Given problem >>
Transcribe the full listing exactly, and drop every picture.
▼
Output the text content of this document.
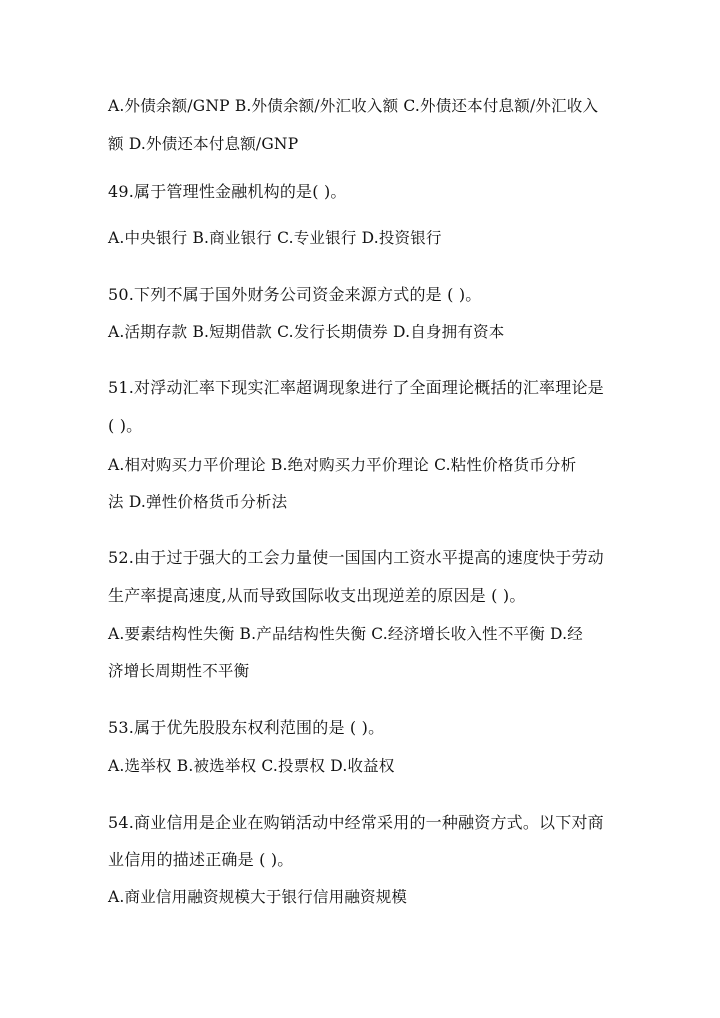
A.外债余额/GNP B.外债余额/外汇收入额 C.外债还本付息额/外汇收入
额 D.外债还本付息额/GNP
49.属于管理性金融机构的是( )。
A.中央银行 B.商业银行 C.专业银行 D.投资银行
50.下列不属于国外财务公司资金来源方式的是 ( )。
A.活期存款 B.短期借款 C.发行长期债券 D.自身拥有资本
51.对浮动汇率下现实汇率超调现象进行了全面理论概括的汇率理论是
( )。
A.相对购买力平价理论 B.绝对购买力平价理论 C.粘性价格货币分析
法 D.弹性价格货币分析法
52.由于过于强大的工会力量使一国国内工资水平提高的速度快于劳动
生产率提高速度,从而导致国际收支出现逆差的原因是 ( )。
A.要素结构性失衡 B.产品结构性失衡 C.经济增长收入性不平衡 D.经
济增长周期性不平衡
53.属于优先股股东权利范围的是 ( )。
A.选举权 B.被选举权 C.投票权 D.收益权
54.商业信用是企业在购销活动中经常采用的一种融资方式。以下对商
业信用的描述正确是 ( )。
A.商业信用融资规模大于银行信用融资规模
▲
Answer to the exercise >>
Output the text content of this document.
A.外债余额/GNP B.外债余额/外汇收入额 C.外债还本付息额/外汇收入
额 D.外债还本付息额/GNP
49.属于管理性金融机构的是( )。
A.中央银行 B.商业银行 C.专业银行 D.投资银行
50.下列不属于国外财务公司资金来源方式的是 ( )。
A.活期存款 B.短期借款 C.发行长期债券 D.自身拥有资本
51.对浮动汇率下现实汇率超调现象进行了全面理论概括的汇率理论是
( )。
A.相对购买力平价理论 B.绝对购买力平价理论 C.粘性价格货币分析
法 D.弹性价格货币分析法
52.由于过于强大的工会力量使一国国内工资水平提高的速度快于劳动
生产率提高速度,从而导致国际收支出现逆差的原因是 ( )。
A.要素结构性失衡 B.产品结构性失衡 C.经济增长收入性不平衡 D.经
济增长周期性不平衡
53.属于优先股股东权利范围的是 ( )。
A.选举权 B.被选举权 C.投票权 D.收益权
54.商业信用是企业在购销活动中经常采用的一种融资方式。以下对商
业信用的描述正确是 ( )。
A.商业信用融资规模大于银行信用融资规模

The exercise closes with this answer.